- [What this task involves] Locate every line in the material below that has the word "Vitamin". Copy each of those lines.

** BEGIN Record extracts **

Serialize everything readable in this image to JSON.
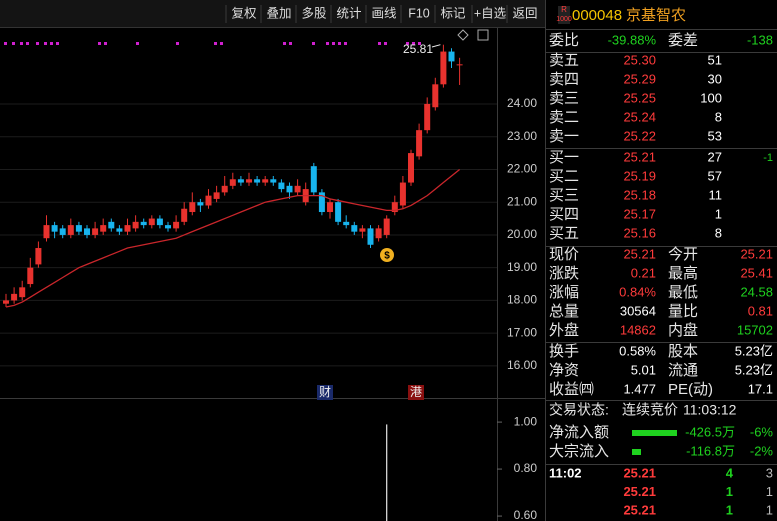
{
  "toolbar": [
    "复权",
    "叠加",
    "多股",
    "统计",
    "画线",
    "F10",
    "标记",
    "+自选",
    "返回"
  ],
  "chart_data": [
    {
      "type": "candlestick",
      "open": [
        17.9,
        18.0,
        18.1,
        18.5,
        19.1,
        19.9,
        20.3,
        20.2,
        20.0,
        20.3,
        20.2,
        20.0,
        20.1,
        20.4,
        20.2,
        20.1,
        20.2,
        20.4,
        20.3,
        20.5,
        20.3,
        20.2,
        20.4,
        20.7,
        21.0,
        20.9,
        21.1,
        21.3,
        21.5,
        21.7,
        21.6,
        21.7,
        21.6,
        21.7,
        21.6,
        21.5,
        21.3,
        21.0,
        22.1,
        21.3,
        20.7,
        21.0,
        20.4,
        20.3,
        20.1,
        20.2,
        19.9,
        20.0,
        20.7,
        20.9,
        21.6,
        22.4,
        23.2,
        23.9,
        24.6,
        25.6,
        25.21
      ],
      "high": [
        18.2,
        18.4,
        18.6,
        19.3,
        19.8,
        20.6,
        20.4,
        20.3,
        20.5,
        20.4,
        20.3,
        20.4,
        20.5,
        20.5,
        20.3,
        20.5,
        20.6,
        20.5,
        20.6,
        20.6,
        20.4,
        20.6,
        21.0,
        21.3,
        21.1,
        21.4,
        21.5,
        21.8,
        21.9,
        21.8,
        21.9,
        21.8,
        21.8,
        21.8,
        21.7,
        21.6,
        21.7,
        21.6,
        22.2,
        21.4,
        21.1,
        21.1,
        20.6,
        20.4,
        20.3,
        20.3,
        20.3,
        20.6,
        21.2,
        21.8,
        22.6,
        23.4,
        24.2,
        24.8,
        25.81,
        25.7,
        25.41
      ],
      "low": [
        17.8,
        17.9,
        18.0,
        18.4,
        19.0,
        19.8,
        19.9,
        19.9,
        19.9,
        20.0,
        19.9,
        19.9,
        20.0,
        20.1,
        20.0,
        20.0,
        20.1,
        20.2,
        20.2,
        20.2,
        20.1,
        20.1,
        20.3,
        20.6,
        20.7,
        20.8,
        21.0,
        21.2,
        21.4,
        21.5,
        21.5,
        21.5,
        21.5,
        21.5,
        21.3,
        21.1,
        21.2,
        20.9,
        21.2,
        20.6,
        20.5,
        20.3,
        20.2,
        20.0,
        19.9,
        19.6,
        19.8,
        19.9,
        20.6,
        20.8,
        21.5,
        22.3,
        23.1,
        23.8,
        24.5,
        25.1,
        24.58
      ],
      "close": [
        18.0,
        18.2,
        18.4,
        19.0,
        19.6,
        20.3,
        20.1,
        20.0,
        20.3,
        20.1,
        20.0,
        20.2,
        20.3,
        20.2,
        20.1,
        20.3,
        20.4,
        20.3,
        20.5,
        20.3,
        20.2,
        20.4,
        20.8,
        21.0,
        20.9,
        21.2,
        21.3,
        21.5,
        21.7,
        21.6,
        21.7,
        21.6,
        21.7,
        21.6,
        21.4,
        21.3,
        21.5,
        21.4,
        21.3,
        20.7,
        21.0,
        20.4,
        20.3,
        20.1,
        20.2,
        19.7,
        20.2,
        20.5,
        21.0,
        21.6,
        22.5,
        23.2,
        24.0,
        24.6,
        25.6,
        25.3,
        25.21
      ],
      "ma": [
        17.8,
        17.85,
        17.95,
        18.1,
        18.25,
        18.4,
        18.55,
        18.7,
        18.85,
        19.0,
        19.1,
        19.2,
        19.3,
        19.4,
        19.5,
        19.6,
        19.65,
        19.7,
        19.75,
        19.8,
        19.85,
        19.9,
        20.0,
        20.1,
        20.2,
        20.3,
        20.4,
        20.5,
        20.6,
        20.7,
        20.8,
        20.9,
        21.0,
        21.05,
        21.1,
        21.15,
        21.2,
        21.2,
        21.2,
        21.2,
        21.1,
        21.05,
        21.0,
        20.95,
        20.9,
        20.85,
        20.8,
        20.75,
        20.75,
        20.8,
        20.9,
        21.05,
        21.2,
        21.4,
        21.6,
        21.8,
        22.0
      ],
      "up_color": "#e8322e",
      "down_color": "#18b4ee",
      "ma_color": "#c9262b",
      "ylim": [
        15.02,
        26.32
      ],
      "yticks": [
        {
          "value": 24,
          "label": "24.00"
        },
        {
          "value": 23,
          "label": "23.00"
        },
        {
          "value": 22,
          "label": "22.00"
        },
        {
          "value": 21,
          "label": "21.00"
        },
        {
          "value": 20,
          "label": "20.00"
        },
        {
          "value": 19,
          "label": "19.00"
        },
        {
          "value": 18,
          "label": "18.00"
        },
        {
          "value": 17,
          "label": "17.00"
        },
        {
          "value": 16,
          "label": "16.00"
        }
      ],
      "grid": true,
      "annotation": "25.81",
      "icon": "$",
      "markers": [
        "财",
        "港"
      ]
    },
    {
      "type": "bar",
      "values": [
        null,
        null,
        null,
        null,
        null,
        null,
        null,
        null,
        null,
        null,
        null,
        null,
        null,
        null,
        null,
        null,
        null,
        null,
        null,
        null,
        null,
        null,
        null,
        null,
        null,
        null,
        null,
        null,
        null,
        null,
        null,
        null,
        null,
        null,
        null,
        null,
        null,
        null,
        null,
        null,
        null,
        null,
        null,
        null,
        null,
        null,
        null,
        0.99,
        null,
        null,
        null,
        null,
        null,
        null,
        null,
        null,
        null
      ],
      "color": "#e6e6e6",
      "ylim": [
        0.579,
        1.094
      ],
      "yticks": [
        {
          "value": 1.0,
          "label": "1.00"
        },
        {
          "value": 0.8,
          "label": "0.80"
        },
        {
          "value": 0.6,
          "label": "0.60"
        }
      ]
    }
  ],
  "quote": {
    "badge_top": "R",
    "badge_bottom": "1000",
    "code": "000048",
    "name": "京基智农",
    "summary": {
      "label": "委比",
      "value": "-39.88%",
      "label2": "委差",
      "value2": "-138"
    },
    "asks": [
      {
        "label": "卖五",
        "price": "25.30",
        "volume": "51"
      },
      {
        "label": "卖四",
        "price": "25.29",
        "volume": "30"
      },
      {
        "label": "卖三",
        "price": "25.25",
        "volume": "100"
      },
      {
        "label": "卖二",
        "price": "25.24",
        "volume": "8"
      },
      {
        "label": "卖一",
        "price": "25.22",
        "volume": "53"
      }
    ],
    "bids": [
      {
        "label": "买一",
        "price": "25.21",
        "volume": "27",
        "change": "-1"
      },
      {
        "label": "买二",
        "price": "25.19",
        "volume": "57"
      },
      {
        "label": "买三",
        "price": "25.18",
        "volume": "11"
      },
      {
        "label": "买四",
        "price": "25.17",
        "volume": "1"
      },
      {
        "label": "买五",
        "price": "25.16",
        "volume": "8"
      }
    ],
    "stats": [
      {
        "label": "现价",
        "value": "25.21",
        "color": "#ff3b3b",
        "label2": "今开",
        "value2": "25.21",
        "color2": "#ff3b3b"
      },
      {
        "label": "涨跌",
        "value": "0.21",
        "color": "#ff3b3b",
        "label2": "最高",
        "value2": "25.41",
        "color2": "#ff3b3b"
      },
      {
        "label": "涨幅",
        "value": "0.84%",
        "color": "#ff3b3b",
        "label2": "最低",
        "value2": "24.58",
        "color2": "#1fd21f"
      },
      {
        "label": "总量",
        "value": "30564",
        "color": "#ffffff",
        "label2": "量比",
        "value2": "0.81",
        "color2": "#ff3b3b"
      },
      {
        "label": "外盘",
        "value": "14862",
        "color": "#ff3b3b",
        "label2": "内盘",
        "value2": "15702",
        "color2": "#1fd21f"
      }
    ],
    "fundamentals": [
      {
        "label": "换手",
        "value": "0.58%",
        "label2": "股本",
        "value2": "5.23亿"
      },
      {
        "label": "净资",
        "value": "5.01",
        "label2": "流通",
        "value2": "5.23亿"
      },
      {
        "label": "收益㈣",
        "value": "1.477",
        "label2": "PE(动)",
        "value2": "17.1"
      }
    ],
    "status_label": "交易状态:",
    "status": "连续竞价",
    "status_time": "11:03:12",
    "flows": [
      {
        "label": "净流入额",
        "amount": "-426.5万",
        "pct": "-6%"
      },
      {
        "label": "大宗流入",
        "amount": "-116.8万",
        "pct": "-2%"
      }
    ],
    "trades": [
      {
        "time": "11:02",
        "price": "25.21",
        "volume": "4",
        "count": "3"
      },
      {
        "price": "25.21",
        "volume": "1",
        "count": "1"
      },
      {
        "price": "25.21",
        "volume": "1",
        "count": "1"
      }
    ]
  }
}
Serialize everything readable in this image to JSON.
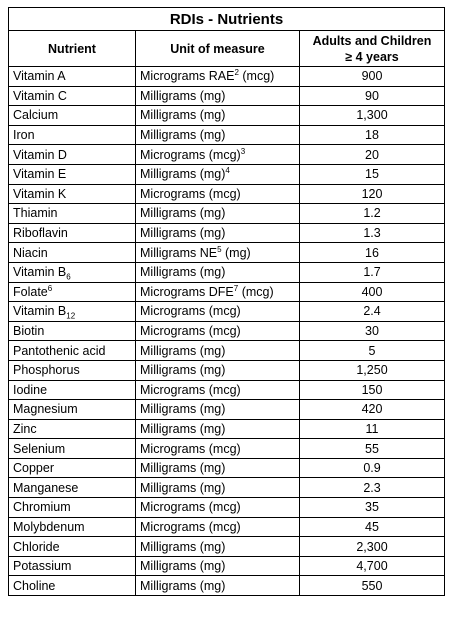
{
  "title": "RDIs - Nutrients",
  "columns": {
    "nutrient": "Nutrient",
    "unit": "Unit of measure",
    "amount_line1": "Adults and Children",
    "amount_line2": "≥ 4 years"
  },
  "rows": [
    {
      "nutrient": "Vitamin A",
      "nutrient_sub": "",
      "nutrient_sup": "",
      "unit": "Micrograms RAE",
      "unit_sup": "2",
      "unit_tail": " (mcg)",
      "amount": "900"
    },
    {
      "nutrient": "Vitamin C",
      "nutrient_sub": "",
      "nutrient_sup": "",
      "unit": "Milligrams (mg)",
      "unit_sup": "",
      "unit_tail": "",
      "amount": "90"
    },
    {
      "nutrient": "Calcium",
      "nutrient_sub": "",
      "nutrient_sup": "",
      "unit": "Milligrams (mg)",
      "unit_sup": "",
      "unit_tail": "",
      "amount": "1,300"
    },
    {
      "nutrient": "Iron",
      "nutrient_sub": "",
      "nutrient_sup": "",
      "unit": "Milligrams (mg)",
      "unit_sup": "",
      "unit_tail": "",
      "amount": "18"
    },
    {
      "nutrient": "Vitamin D",
      "nutrient_sub": "",
      "nutrient_sup": "",
      "unit": "Micrograms (mcg)",
      "unit_sup": "3",
      "unit_tail": "",
      "amount": "20"
    },
    {
      "nutrient": "Vitamin E",
      "nutrient_sub": "",
      "nutrient_sup": "",
      "unit": "Milligrams (mg)",
      "unit_sup": "4",
      "unit_tail": "",
      "amount": "15"
    },
    {
      "nutrient": "Vitamin K",
      "nutrient_sub": "",
      "nutrient_sup": "",
      "unit": "Micrograms (mcg)",
      "unit_sup": "",
      "unit_tail": "",
      "amount": "120"
    },
    {
      "nutrient": "Thiamin",
      "nutrient_sub": "",
      "nutrient_sup": "",
      "unit": "Milligrams (mg)",
      "unit_sup": "",
      "unit_tail": "",
      "amount": "1.2"
    },
    {
      "nutrient": "Riboflavin",
      "nutrient_sub": "",
      "nutrient_sup": "",
      "unit": "Milligrams (mg)",
      "unit_sup": "",
      "unit_tail": "",
      "amount": "1.3"
    },
    {
      "nutrient": "Niacin",
      "nutrient_sub": "",
      "nutrient_sup": "",
      "unit": "Milligrams NE",
      "unit_sup": "5",
      "unit_tail": " (mg)",
      "amount": "16"
    },
    {
      "nutrient": "Vitamin B",
      "nutrient_sub": "6",
      "nutrient_sup": "",
      "unit": "Milligrams (mg)",
      "unit_sup": "",
      "unit_tail": "",
      "amount": "1.7"
    },
    {
      "nutrient": "Folate",
      "nutrient_sub": "",
      "nutrient_sup": "6",
      "unit": "Micrograms DFE",
      "unit_sup": "7",
      "unit_tail": " (mcg)",
      "amount": "400"
    },
    {
      "nutrient": "Vitamin B",
      "nutrient_sub": "12",
      "nutrient_sup": "",
      "unit": "Micrograms (mcg)",
      "unit_sup": "",
      "unit_tail": "",
      "amount": "2.4"
    },
    {
      "nutrient": "Biotin",
      "nutrient_sub": "",
      "nutrient_sup": "",
      "unit": "Micrograms (mcg)",
      "unit_sup": "",
      "unit_tail": "",
      "amount": "30"
    },
    {
      "nutrient": "Pantothenic acid",
      "nutrient_sub": "",
      "nutrient_sup": "",
      "unit": "Milligrams (mg)",
      "unit_sup": "",
      "unit_tail": "",
      "amount": "5"
    },
    {
      "nutrient": "Phosphorus",
      "nutrient_sub": "",
      "nutrient_sup": "",
      "unit": "Milligrams (mg)",
      "unit_sup": "",
      "unit_tail": "",
      "amount": "1,250"
    },
    {
      "nutrient": "Iodine",
      "nutrient_sub": "",
      "nutrient_sup": "",
      "unit": "Micrograms (mcg)",
      "unit_sup": "",
      "unit_tail": "",
      "amount": "150"
    },
    {
      "nutrient": "Magnesium",
      "nutrient_sub": "",
      "nutrient_sup": "",
      "unit": "Milligrams (mg)",
      "unit_sup": "",
      "unit_tail": "",
      "amount": "420"
    },
    {
      "nutrient": "Zinc",
      "nutrient_sub": "",
      "nutrient_sup": "",
      "unit": "Milligrams (mg)",
      "unit_sup": "",
      "unit_tail": "",
      "amount": "11"
    },
    {
      "nutrient": "Selenium",
      "nutrient_sub": "",
      "nutrient_sup": "",
      "unit": "Micrograms (mcg)",
      "unit_sup": "",
      "unit_tail": "",
      "amount": "55"
    },
    {
      "nutrient": "Copper",
      "nutrient_sub": "",
      "nutrient_sup": "",
      "unit": "Milligrams (mg)",
      "unit_sup": "",
      "unit_tail": "",
      "amount": "0.9"
    },
    {
      "nutrient": "Manganese",
      "nutrient_sub": "",
      "nutrient_sup": "",
      "unit": "Milligrams (mg)",
      "unit_sup": "",
      "unit_tail": "",
      "amount": "2.3"
    },
    {
      "nutrient": "Chromium",
      "nutrient_sub": "",
      "nutrient_sup": "",
      "unit": "Micrograms (mcg)",
      "unit_sup": "",
      "unit_tail": "",
      "amount": "35"
    },
    {
      "nutrient": "Molybdenum",
      "nutrient_sub": "",
      "nutrient_sup": "",
      "unit": "Micrograms (mcg)",
      "unit_sup": "",
      "unit_tail": "",
      "amount": "45"
    },
    {
      "nutrient": "Chloride",
      "nutrient_sub": "",
      "nutrient_sup": "",
      "unit": "Milligrams (mg)",
      "unit_sup": "",
      "unit_tail": "",
      "amount": "2,300"
    },
    {
      "nutrient": "Potassium",
      "nutrient_sub": "",
      "nutrient_sup": "",
      "unit": "Milligrams (mg)",
      "unit_sup": "",
      "unit_tail": "",
      "amount": "4,700"
    },
    {
      "nutrient": "Choline",
      "nutrient_sub": "",
      "nutrient_sup": "",
      "unit": "Milligrams (mg)",
      "unit_sup": "",
      "unit_tail": "",
      "amount": "550"
    }
  ]
}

** END Record extracts **

- [Exercise result]
      "nutrient": "Vitamin A",
      "nutrient": "Vitamin C",
      "nutrient": "Vitamin D",
      "nutrient": "Vitamin E",
      "nutrient": "Vitamin K",
      "nutrient": "Vitamin B",
      "nutrient": "Vitamin B",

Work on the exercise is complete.